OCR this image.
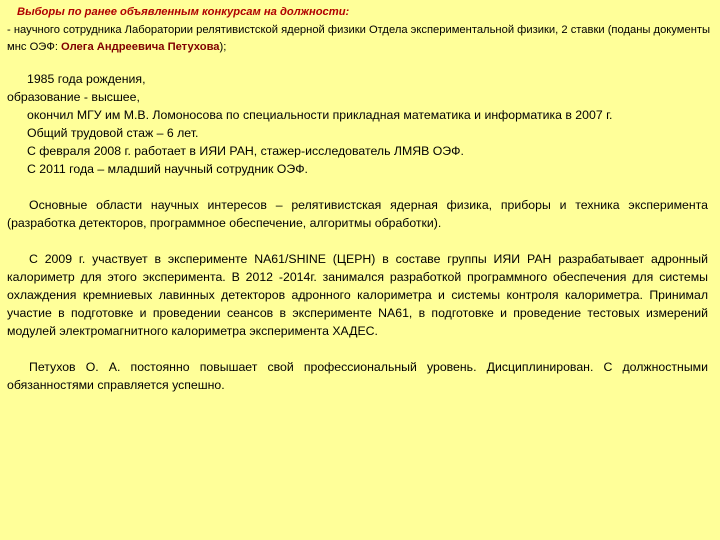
Выборы по ранее объявленным конкурсам на должности:
- научного сотрудника Лаборатории релятивистской ядерной физики Отдела экспериментальной физики, 2 ставки (поданы документы мнс ОЭФ: Олега Андреевича Петухова);

1985 года рождения,

образование - высшее,

окончил МГУ им М.В. Ломоносова по специальности прикладная математика и информатика в 2007 г.

Общий трудовой стаж – 6 лет.

С февраля 2008 г. работает в ИЯИ РАН, стажер-исследователь ЛМЯВ ОЭФ.

С 2011 года – младший научный сотрудник ОЭФ.

Основные области научных интересов – релятивистская ядерная физика, приборы и техника эксперимента (разработка детекторов, программное обеспечение, алгоритмы обработки).

С 2009 г. участвует в эксперименте NA61/SHINE (ЦЕРН) в составе группы ИЯИ РАН разрабатывает адронный калориметр для этого эксперимента. В 2012 -2014г. занимался разработкой программного обеспечения для системы охлаждения кремниевых лавинных детекторов адронного калориметра и системы контроля калориметра. Принимал участие в подготовке и проведении сеансов в эксперименте NA61, в подготовке и проведение тестовых измерений модулей электромагнитного калориметра эксперимента ХАДЕС.

Петухов О. А. постоянно повышает свой профессиональный уровень. Дисциплинирован. С должностными обязанностями справляется успешно.
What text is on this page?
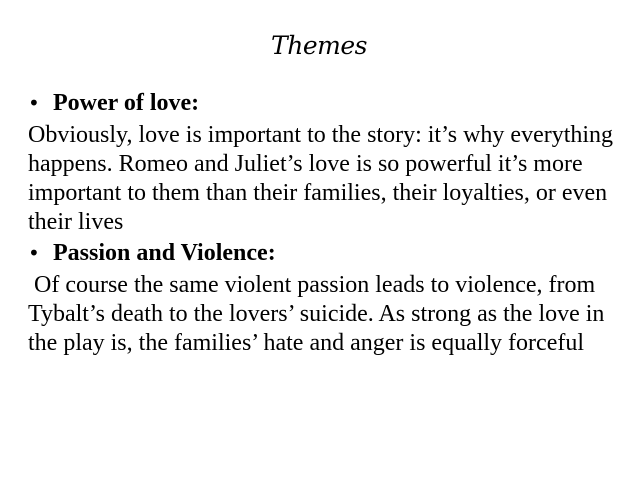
Themes
• Power of love:

Obviously, love is important to the story: it’s why everything happens. Romeo and Juliet’s love is so powerful it’s more important to them than their families, their loyalties, or even their lives

• Passion and Violence:

Of course the same violent passion leads to violence, from Tybalt’s death to the lovers’ suicide. As strong as the love in the play is, the families’ hate and anger is equally forceful
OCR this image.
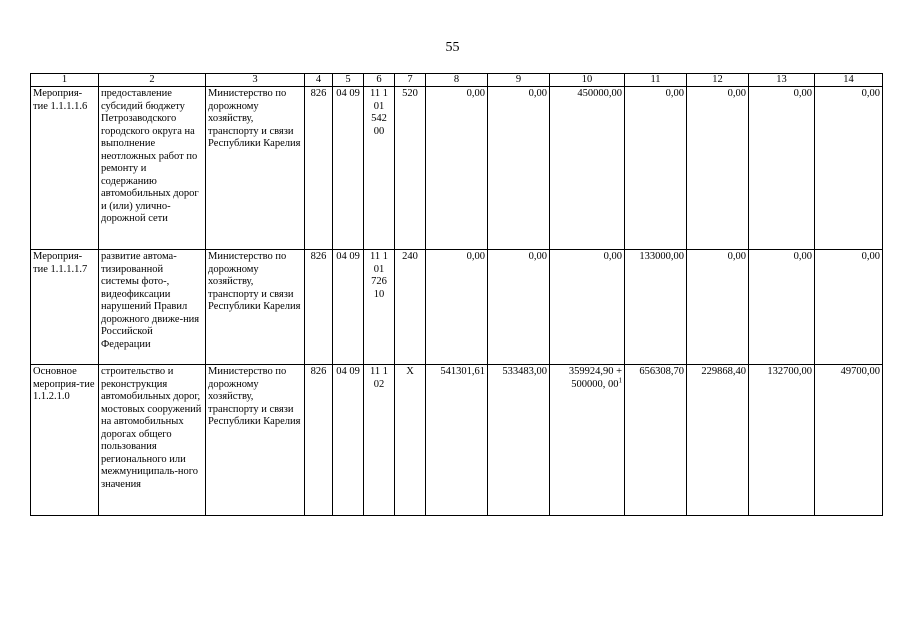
55
1	2	3	4	5	6	7	8	9	10	11	12	13	14
Мероприя-тие 1.1.1.1.6	предоставление субсидий бюджету Петрозаводского городского округа на выполнение неотложных работ по ремонту и содержанию автомобильных дорог и (или) улично-дорожной сети	Министерство по дорожному хозяйству, транспорту и связи Республики Карелия	826	04 09	11 1 01 542 00	520	0,00	0,00	450000,00	0,00	0,00	0,00	0,00
Мероприя-тие 1.1.1.1.7	развитие автома-тизированной системы фото-, видеофиксации нарушений Правил дорожного движе-ния Российской Федерации	Министерство по дорожному хозяйству, транспорту и связи Республики Карелия	826	04 09	11 1 01 726 10	240	0,00	0,00	0,00	133000,00	0,00	0,00	0,00
Основное мероприя-тие 1.1.2.1.0	строительство и реконструкция автомобильных дорог, мостовых сооружений на автомобильных дорогах общего пользования регионального или межмуниципаль-ного значения	Министерство по дорожному хозяйству, транспорту и связи Республики Карелия	826	04 09	11 1 02	Х	541301,61	533483,00	359924,90 + 500000, $00^1$	656308,70	229868,40	132700,00	49700,00
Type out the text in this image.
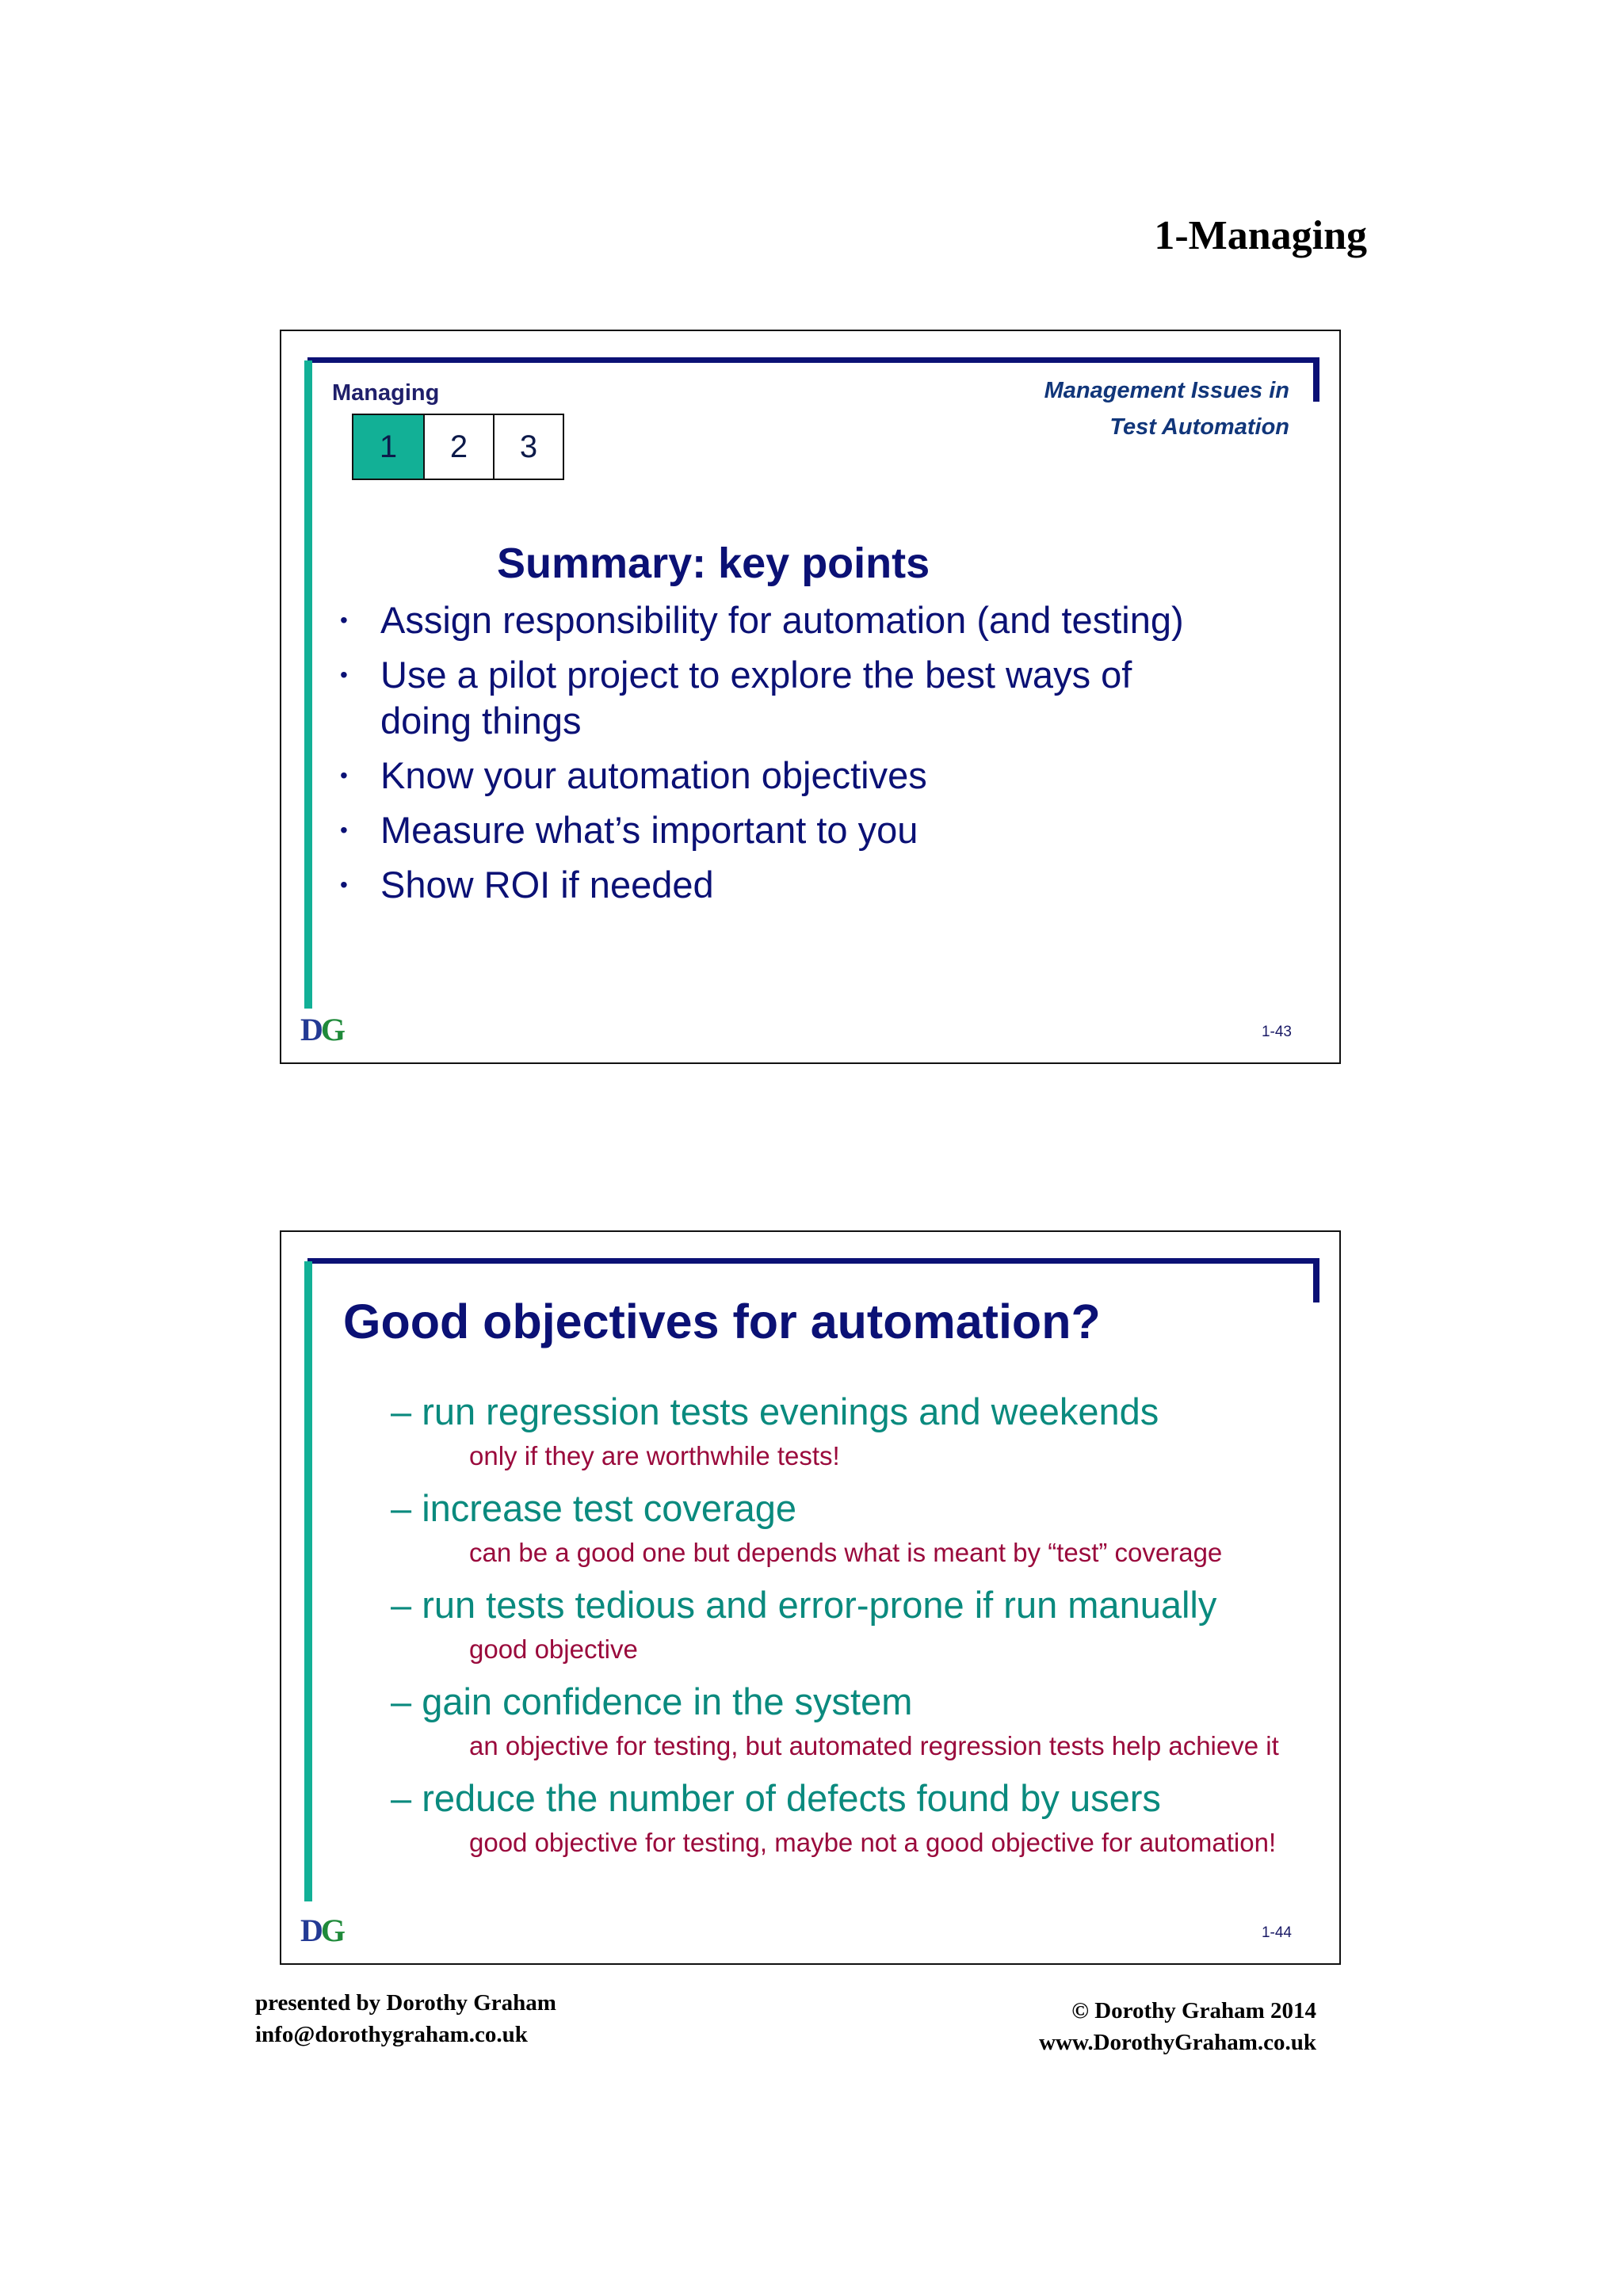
1-Managing
Managing
1	2	3
Management Issues in
Test Automation
Summary: key points
• Assign responsibility for automation (and testing)
• Use a pilot project to explore the best ways of doing things
• Know your automation objectives
• Measure what’s important to you
• Show ROI if needed
DG	1-43
Good objectives for automation?
– run regression tests evenings and weekends
only if they are worthwhile tests!
– increase test coverage
can be a good one but depends what is meant by “test” coverage
– run tests tedious and error-prone if run manually
good objective
– gain confidence in the system
an objective for testing, but automated regression tests help achieve it
– reduce the number of defects found by users
good objective for testing, maybe not a good objective for automation!
DG	1-44
presented by Dorothy Graham
info@dorothygraham.co.uk
© Dorothy Graham 2014
www.DorothyGraham.co.uk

▶ **WORK TO DO**: Identify each line of the material where the word "important" shows up, and copy it.

▶ **TASK RESPONSE**:
Obviously, love is important to the story: it’s why everything happens. Romeo and Juliet’s love is so powerful it’s more important to them than their families, their loyalties, or even their lives
• Measure what’s important to you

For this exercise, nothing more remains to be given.